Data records
+++
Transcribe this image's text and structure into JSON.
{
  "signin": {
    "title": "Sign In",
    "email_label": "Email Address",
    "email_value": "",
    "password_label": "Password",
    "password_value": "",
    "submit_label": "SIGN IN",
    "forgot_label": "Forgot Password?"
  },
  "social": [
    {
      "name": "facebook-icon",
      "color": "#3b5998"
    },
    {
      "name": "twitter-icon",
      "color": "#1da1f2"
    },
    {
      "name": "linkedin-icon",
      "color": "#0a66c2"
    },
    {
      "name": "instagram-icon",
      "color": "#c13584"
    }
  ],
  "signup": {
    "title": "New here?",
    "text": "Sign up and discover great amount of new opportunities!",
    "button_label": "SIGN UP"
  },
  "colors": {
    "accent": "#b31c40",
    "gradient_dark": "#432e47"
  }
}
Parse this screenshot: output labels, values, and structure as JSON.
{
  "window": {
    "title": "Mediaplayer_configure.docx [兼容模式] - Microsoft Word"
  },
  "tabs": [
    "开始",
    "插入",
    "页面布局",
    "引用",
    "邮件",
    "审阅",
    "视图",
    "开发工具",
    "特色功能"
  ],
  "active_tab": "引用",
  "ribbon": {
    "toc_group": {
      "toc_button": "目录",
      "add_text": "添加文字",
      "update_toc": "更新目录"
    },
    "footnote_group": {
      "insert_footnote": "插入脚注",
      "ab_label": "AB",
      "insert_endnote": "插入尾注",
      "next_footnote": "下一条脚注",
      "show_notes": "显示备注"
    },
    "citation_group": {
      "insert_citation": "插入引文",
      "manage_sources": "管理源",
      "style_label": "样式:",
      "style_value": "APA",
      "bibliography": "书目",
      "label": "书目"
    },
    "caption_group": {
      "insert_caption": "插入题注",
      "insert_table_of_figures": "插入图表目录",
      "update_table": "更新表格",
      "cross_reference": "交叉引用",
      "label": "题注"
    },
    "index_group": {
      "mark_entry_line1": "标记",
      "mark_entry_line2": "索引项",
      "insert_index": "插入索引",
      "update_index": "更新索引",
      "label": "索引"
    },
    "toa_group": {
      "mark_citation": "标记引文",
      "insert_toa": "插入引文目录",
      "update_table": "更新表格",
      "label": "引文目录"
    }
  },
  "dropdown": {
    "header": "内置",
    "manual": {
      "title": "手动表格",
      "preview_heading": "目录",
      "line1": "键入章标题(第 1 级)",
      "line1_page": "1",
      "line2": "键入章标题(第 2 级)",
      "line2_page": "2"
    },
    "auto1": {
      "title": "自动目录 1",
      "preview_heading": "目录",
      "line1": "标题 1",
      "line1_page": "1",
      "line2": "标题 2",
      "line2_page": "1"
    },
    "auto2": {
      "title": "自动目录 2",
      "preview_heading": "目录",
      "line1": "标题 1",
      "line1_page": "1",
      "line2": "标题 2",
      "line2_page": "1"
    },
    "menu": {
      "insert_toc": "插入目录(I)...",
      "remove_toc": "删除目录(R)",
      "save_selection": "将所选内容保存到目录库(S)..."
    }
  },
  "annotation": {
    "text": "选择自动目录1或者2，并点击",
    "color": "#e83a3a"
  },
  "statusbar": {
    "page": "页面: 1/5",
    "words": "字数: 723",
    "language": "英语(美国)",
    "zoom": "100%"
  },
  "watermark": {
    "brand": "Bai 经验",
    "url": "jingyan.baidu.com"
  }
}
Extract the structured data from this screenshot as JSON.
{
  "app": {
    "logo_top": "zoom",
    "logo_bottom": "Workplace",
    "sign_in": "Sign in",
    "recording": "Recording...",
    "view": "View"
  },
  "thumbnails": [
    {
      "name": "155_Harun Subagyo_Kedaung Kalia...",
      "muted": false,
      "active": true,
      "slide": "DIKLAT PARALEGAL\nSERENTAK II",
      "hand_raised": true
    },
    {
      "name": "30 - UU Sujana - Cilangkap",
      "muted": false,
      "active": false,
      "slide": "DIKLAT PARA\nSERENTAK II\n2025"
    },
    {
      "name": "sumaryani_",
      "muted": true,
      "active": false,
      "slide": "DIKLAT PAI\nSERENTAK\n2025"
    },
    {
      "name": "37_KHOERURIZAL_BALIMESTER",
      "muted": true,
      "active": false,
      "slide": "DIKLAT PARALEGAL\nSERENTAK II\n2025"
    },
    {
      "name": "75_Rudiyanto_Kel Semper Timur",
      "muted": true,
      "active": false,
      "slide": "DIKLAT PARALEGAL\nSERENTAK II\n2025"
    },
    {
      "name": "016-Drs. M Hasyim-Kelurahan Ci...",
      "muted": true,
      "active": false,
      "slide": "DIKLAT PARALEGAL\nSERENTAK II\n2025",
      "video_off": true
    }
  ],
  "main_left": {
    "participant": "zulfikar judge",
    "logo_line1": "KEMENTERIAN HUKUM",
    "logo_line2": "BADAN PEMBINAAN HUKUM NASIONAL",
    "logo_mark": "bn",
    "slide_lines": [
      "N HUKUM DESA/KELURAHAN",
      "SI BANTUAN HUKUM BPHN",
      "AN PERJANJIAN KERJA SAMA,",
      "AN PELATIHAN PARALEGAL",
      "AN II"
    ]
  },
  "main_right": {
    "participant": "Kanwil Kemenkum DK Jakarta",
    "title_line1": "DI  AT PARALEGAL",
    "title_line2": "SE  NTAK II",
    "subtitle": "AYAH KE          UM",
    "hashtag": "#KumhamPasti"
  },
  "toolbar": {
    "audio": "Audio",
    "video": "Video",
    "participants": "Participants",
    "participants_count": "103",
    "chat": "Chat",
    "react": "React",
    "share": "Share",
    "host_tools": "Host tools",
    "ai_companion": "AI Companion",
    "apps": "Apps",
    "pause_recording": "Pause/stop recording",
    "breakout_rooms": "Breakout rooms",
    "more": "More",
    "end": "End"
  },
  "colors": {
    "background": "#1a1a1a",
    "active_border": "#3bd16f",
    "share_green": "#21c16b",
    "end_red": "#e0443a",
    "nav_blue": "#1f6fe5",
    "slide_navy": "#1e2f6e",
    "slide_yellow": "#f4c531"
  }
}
+++
● **Short problem**
Extract all of the material exactly as it is written.

● **Final result**
Transcribe this image's text and structure into JSON.
{
  "signin": {
    "title": "Sign In",
    "email_label": "Email Address",
    "email_value": "",
    "password_label": "Password",
    "password_value": "",
    "submit_label": "SIGN IN",
    "forgot_label": "Forgot Password?"
  },
  "social": [
    {
      "name": "facebook-icon",
      "color": "#3b5998"
    },
    {
      "name": "twitter-icon",
      "color": "#1da1f2"
    },
    {
      "name": "linkedin-icon",
      "color": "#0a66c2"
    },
    {
      "name": "instagram-icon",
      "color": "#c13584"
    }
  ],
  "signup": {
    "title": "New here?",
    "text": "Sign up and discover great amount of new opportunities!",
    "button_label": "SIGN UP"
  },
  "colors": {
    "accent": "#b31c40",
    "gradient_dark": "#432e47"
  }
}
Parse this screenshot: output labels, values, and structure as JSON.
{
  "window": {
    "title": "Mediaplayer_configure.docx [兼容模式] - Microsoft Word"
  },
  "tabs": [
    "开始",
    "插入",
    "页面布局",
    "引用",
    "邮件",
    "审阅",
    "视图",
    "开发工具",
    "特色功能"
  ],
  "active_tab": "引用",
  "ribbon": {
    "toc_group": {
      "toc_button": "目录",
      "add_text": "添加文字",
      "update_toc": "更新目录"
    },
    "footnote_group": {
      "insert_footnote": "插入脚注",
      "ab_label": "AB",
      "insert_endnote": "插入尾注",
      "next_footnote": "下一条脚注",
      "show_notes": "显示备注"
    },
    "citation_group": {
      "insert_citation": "插入引文",
      "manage_sources": "管理源",
      "style_label": "样式:",
      "style_value": "APA",
      "bibliography": "书目",
      "label": "书目"
    },
    "caption_group": {
      "insert_caption": "插入题注",
      "insert_table_of_figures": "插入图表目录",
      "update_table": "更新表格",
      "cross_reference": "交叉引用",
      "label": "题注"
    },
    "index_group": {
      "mark_entry_line1": "标记",
      "mark_entry_line2": "索引项",
      "insert_index": "插入索引",
      "update_index": "更新索引",
      "label": "索引"
    },
    "toa_group": {
      "mark_citation": "标记引文",
      "insert_toa": "插入引文目录",
      "update_table": "更新表格",
      "label": "引文目录"
    }
  },
  "dropdown": {
    "header": "内置",
    "manual": {
      "title": "手动表格",
      "preview_heading": "目录",
      "line1": "键入章标题(第 1 级)",
      "line1_page": "1",
      "line2": "键入章标题(第 2 级)",
      "line2_page": "2"
    },
    "auto1": {
      "title": "自动目录 1",
      "preview_heading": "目录",
      "line1": "标题 1",
      "line1_page": "1",
      "line2": "标题 2",
      "line2_page": "1"
    },
    "auto2": {
      "title": "自动目录 2",
      "preview_heading": "目录",
      "line1": "标题 1",
      "line1_page": "1",
      "line2": "标题 2",
      "line2_page": "1"
    },
    "menu": {
      "insert_toc": "插入目录(I)...",
      "remove_toc": "删除目录(R)",
      "save_selection": "将所选内容保存到目录库(S)..."
    }
  },
  "annotation": {
    "text": "选择自动目录1或者2，并点击",
    "color": "#e83a3a"
  },
  "statusbar": {
    "page": "页面: 1/5",
    "words": "字数: 723",
    "language": "英语(美国)",
    "zoom": "100%"
  },
  "watermark": {
    "brand": "Bai 经验",
    "url": "jingyan.baidu.com"
  }
}
Extract the structured data from this screenshot as JSON.
{
  "app": {
    "logo_top": "zoom",
    "logo_bottom": "Workplace",
    "sign_in": "Sign in",
    "recording": "Recording...",
    "view": "View"
  },
  "thumbnails": [
    {
      "name": "155_Harun Subagyo_Kedaung Kalia...",
      "muted": false,
      "active": true,
      "slide": "DIKLAT PARALEGAL\nSERENTAK II",
      "hand_raised": true
    },
    {
      "name": "30 - UU Sujana - Cilangkap",
      "muted": false,
      "active": false,
      "slide": "DIKLAT PARA\nSERENTAK II\n2025"
    },
    {
      "name": "sumaryani_",
      "muted": true,
      "active": false,
      "slide": "DIKLAT PAI\nSERENTAK\n2025"
    },
    {
      "name": "37_KHOERURIZAL_BALIMESTER",
      "muted": true,
      "active": false,
      "slide": "DIKLAT PARALEGAL\nSERENTAK II\n2025"
    },
    {
      "name": "75_Rudiyanto_Kel Semper Timur",
      "muted": true,
      "active": false,
      "slide": "DIKLAT PARALEGAL\nSERENTAK II\n2025"
    },
    {
      "name": "016-Drs. M Hasyim-Kelurahan Ci...",
      "muted": true,
      "active": false,
      "slide": "DIKLAT PARALEGAL\nSERENTAK II\n2025",
      "video_off": true
    }
  ],
  "main_left": {
    "participant": "zulfikar judge",
    "logo_line1": "KEMENTERIAN HUKUM",
    "logo_line2": "BADAN PEMBINAAN HUKUM NASIONAL",
    "logo_mark": "bn",
    "slide_lines": [
      "N HUKUM DESA/KELURAHAN",
      "SI BANTUAN HUKUM BPHN",
      "AN PERJANJIAN KERJA SAMA,",
      "AN PELATIHAN PARALEGAL",
      "AN II"
    ]
  },
  "main_right": {
    "participant": "Kanwil Kemenkum DK Jakarta",
    "title_line1": "DI  AT PARALEGAL",
    "title_line2": "SE  NTAK II",
    "subtitle": "AYAH KE          UM",
    "hashtag": "#KumhamPasti"
  },
  "toolbar": {
    "audio": "Audio",
    "video": "Video",
    "participants": "Participants",
    "participants_count": "103",
    "chat": "Chat",
    "react": "React",
    "share": "Share",
    "host_tools": "Host tools",
    "ai_companion": "AI Companion",
    "apps": "Apps",
    "pause_recording": "Pause/stop recording",
    "breakout_rooms": "Breakout rooms",
    "more": "More",
    "end": "End"
  },
  "colors": {
    "background": "#1a1a1a",
    "active_border": "#3bd16f",
    "share_green": "#21c16b",
    "end_red": "#e0443a",
    "nav_blue": "#1f6fe5",
    "slide_navy": "#1e2f6e",
    "slide_yellow": "#f4c531"
  }
}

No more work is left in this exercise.